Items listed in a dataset
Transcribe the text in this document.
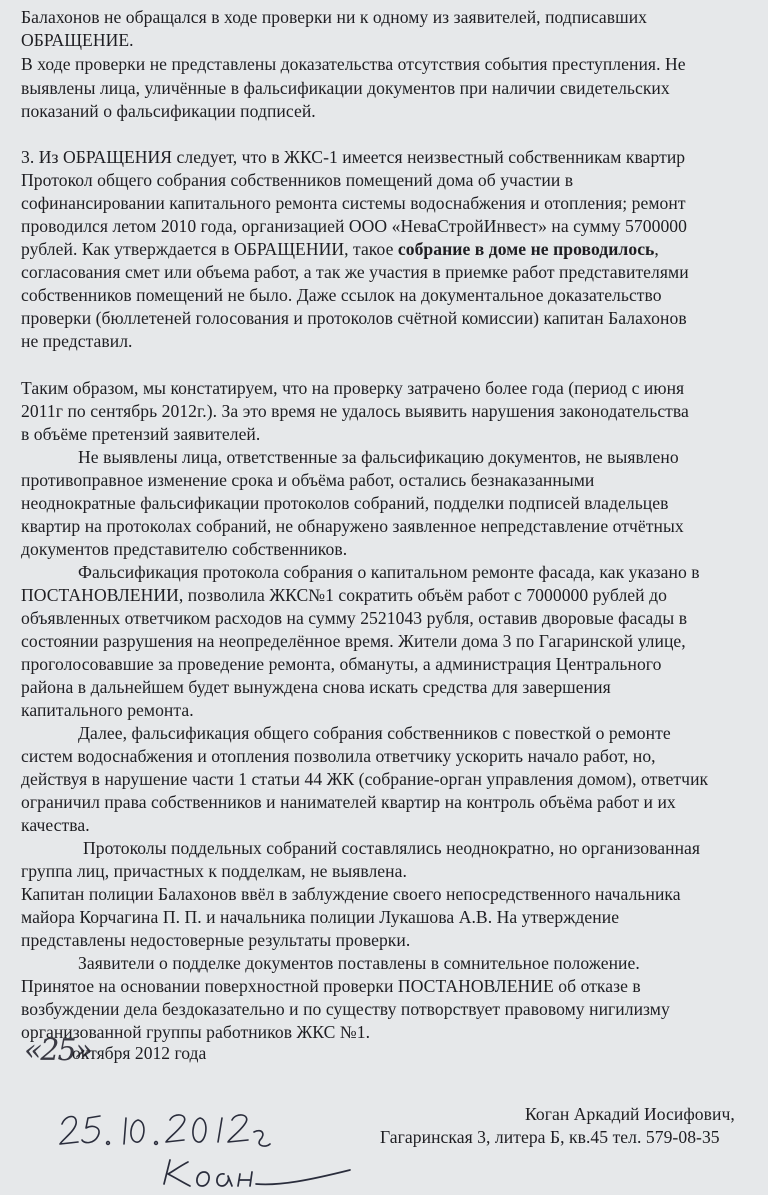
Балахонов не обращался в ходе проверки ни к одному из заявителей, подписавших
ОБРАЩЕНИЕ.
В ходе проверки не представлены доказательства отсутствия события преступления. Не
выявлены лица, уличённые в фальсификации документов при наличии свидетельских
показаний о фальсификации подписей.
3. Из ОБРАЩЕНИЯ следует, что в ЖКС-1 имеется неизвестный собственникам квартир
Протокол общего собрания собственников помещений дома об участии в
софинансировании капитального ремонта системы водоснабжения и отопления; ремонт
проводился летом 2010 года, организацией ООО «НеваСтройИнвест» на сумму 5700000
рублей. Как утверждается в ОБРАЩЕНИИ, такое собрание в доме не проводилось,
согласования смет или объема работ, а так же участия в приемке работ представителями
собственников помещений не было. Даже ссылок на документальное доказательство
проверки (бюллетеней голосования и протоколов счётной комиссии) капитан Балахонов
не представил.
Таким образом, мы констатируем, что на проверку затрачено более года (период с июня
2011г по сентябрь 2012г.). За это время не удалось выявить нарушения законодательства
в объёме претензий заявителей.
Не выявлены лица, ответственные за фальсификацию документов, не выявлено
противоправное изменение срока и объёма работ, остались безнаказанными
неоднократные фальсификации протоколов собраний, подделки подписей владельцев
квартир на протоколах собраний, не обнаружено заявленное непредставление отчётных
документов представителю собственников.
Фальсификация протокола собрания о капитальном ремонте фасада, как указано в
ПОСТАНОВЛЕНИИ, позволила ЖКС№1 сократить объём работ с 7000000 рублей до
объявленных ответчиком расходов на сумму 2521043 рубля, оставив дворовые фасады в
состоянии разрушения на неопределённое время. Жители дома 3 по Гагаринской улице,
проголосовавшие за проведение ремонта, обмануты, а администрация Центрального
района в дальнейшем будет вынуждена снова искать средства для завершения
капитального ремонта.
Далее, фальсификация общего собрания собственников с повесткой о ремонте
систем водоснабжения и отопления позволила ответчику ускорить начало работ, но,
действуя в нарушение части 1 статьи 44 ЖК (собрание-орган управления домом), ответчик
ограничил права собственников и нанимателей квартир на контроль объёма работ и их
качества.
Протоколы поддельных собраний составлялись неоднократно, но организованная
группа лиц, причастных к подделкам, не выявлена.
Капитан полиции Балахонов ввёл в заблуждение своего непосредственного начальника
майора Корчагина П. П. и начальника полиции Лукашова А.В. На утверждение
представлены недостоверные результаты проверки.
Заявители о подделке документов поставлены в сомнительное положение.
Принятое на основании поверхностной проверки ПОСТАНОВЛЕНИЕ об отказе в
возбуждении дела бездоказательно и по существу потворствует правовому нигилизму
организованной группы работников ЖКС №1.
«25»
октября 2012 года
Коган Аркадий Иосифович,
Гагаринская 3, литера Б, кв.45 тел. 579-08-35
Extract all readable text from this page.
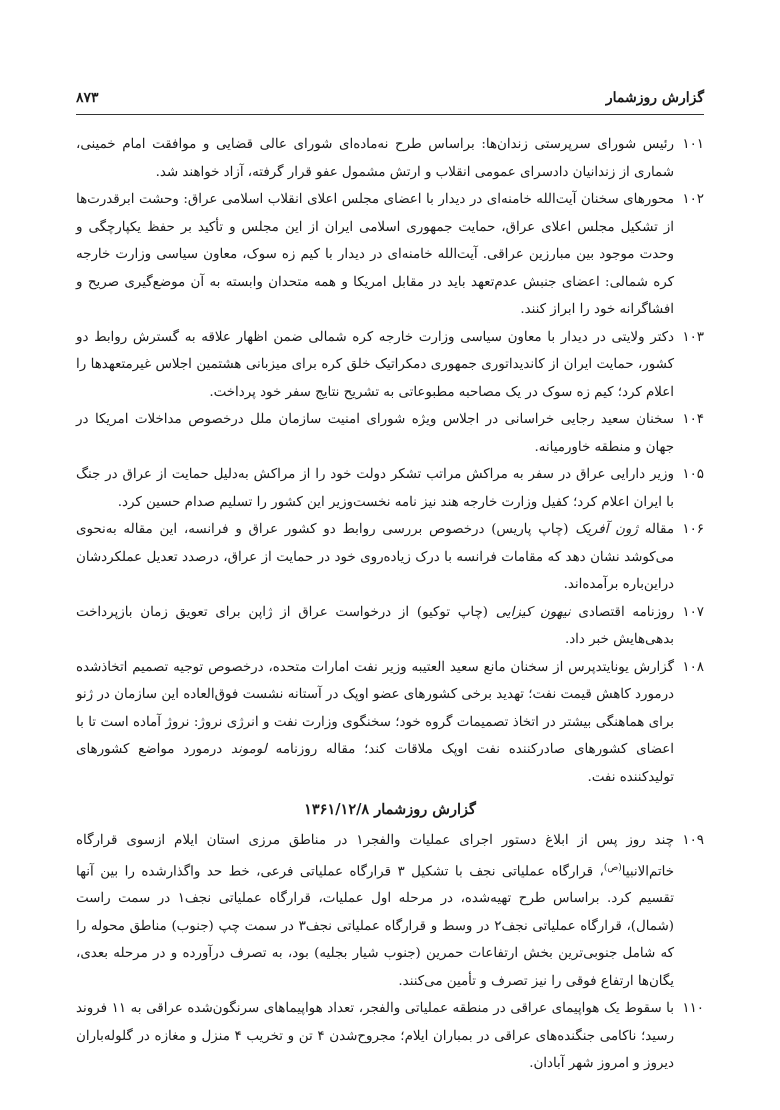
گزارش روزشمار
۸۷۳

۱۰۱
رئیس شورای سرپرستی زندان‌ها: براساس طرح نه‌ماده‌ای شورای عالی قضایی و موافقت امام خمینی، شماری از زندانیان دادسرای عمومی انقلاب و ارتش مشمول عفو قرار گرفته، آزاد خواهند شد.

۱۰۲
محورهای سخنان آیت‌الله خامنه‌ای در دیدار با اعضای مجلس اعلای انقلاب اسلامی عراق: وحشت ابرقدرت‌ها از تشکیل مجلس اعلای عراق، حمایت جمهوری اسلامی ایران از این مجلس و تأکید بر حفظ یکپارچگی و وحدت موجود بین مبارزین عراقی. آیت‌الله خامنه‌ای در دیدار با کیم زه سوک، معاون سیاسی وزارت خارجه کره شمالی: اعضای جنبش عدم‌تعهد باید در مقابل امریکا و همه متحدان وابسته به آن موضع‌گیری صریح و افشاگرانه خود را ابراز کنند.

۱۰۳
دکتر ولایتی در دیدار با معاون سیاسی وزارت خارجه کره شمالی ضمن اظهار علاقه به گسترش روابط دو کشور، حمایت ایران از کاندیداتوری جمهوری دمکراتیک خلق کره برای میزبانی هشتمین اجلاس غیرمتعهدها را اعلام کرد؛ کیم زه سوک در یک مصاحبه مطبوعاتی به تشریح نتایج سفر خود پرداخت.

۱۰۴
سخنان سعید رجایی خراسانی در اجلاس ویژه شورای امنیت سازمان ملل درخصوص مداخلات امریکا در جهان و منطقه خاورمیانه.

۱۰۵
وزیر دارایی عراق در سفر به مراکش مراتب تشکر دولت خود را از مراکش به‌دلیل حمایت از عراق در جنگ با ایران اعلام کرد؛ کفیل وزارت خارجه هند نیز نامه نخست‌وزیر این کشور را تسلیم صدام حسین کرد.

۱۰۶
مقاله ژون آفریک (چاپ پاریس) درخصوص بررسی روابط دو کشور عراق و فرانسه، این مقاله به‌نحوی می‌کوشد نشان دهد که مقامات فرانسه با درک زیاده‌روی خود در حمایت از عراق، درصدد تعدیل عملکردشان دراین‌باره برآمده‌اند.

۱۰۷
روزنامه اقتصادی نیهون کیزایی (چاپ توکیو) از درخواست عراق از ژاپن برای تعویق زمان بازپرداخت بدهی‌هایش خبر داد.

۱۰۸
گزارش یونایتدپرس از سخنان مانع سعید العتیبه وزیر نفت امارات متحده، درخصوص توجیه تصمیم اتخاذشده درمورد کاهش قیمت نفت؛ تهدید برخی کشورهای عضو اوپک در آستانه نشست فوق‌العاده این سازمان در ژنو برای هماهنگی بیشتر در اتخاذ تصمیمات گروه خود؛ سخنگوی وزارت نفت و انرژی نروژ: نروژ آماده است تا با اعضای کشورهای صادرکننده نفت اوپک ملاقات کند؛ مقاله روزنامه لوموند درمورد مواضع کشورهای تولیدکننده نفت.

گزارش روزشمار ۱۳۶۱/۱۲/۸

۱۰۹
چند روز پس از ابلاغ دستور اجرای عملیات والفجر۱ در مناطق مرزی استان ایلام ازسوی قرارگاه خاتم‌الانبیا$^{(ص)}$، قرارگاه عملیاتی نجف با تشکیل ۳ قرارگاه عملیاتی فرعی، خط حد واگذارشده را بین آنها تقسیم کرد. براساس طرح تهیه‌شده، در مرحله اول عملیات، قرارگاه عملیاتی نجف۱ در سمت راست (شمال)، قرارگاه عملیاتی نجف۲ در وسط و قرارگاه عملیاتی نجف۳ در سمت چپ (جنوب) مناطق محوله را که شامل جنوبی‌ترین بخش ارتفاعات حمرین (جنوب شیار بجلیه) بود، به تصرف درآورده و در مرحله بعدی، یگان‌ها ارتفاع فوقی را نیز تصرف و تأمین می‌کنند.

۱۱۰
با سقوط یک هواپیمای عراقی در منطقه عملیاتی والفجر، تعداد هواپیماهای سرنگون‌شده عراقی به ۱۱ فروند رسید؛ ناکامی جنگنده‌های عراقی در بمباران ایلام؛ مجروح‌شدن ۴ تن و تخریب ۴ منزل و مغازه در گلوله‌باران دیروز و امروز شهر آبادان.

▶ [Written task]:
Filter for "Балахонов". Return all lines that hold it.

▶ [Written solution]:
Балахонов не обращался в ходе проверки ни к одному из заявителей, подписавших
проверки (бюллетеней голосования и протоколов счётной комиссии) капитан Балахонов
Капитан полиции Балахонов ввёл в заблуждение своего непосредственного начальника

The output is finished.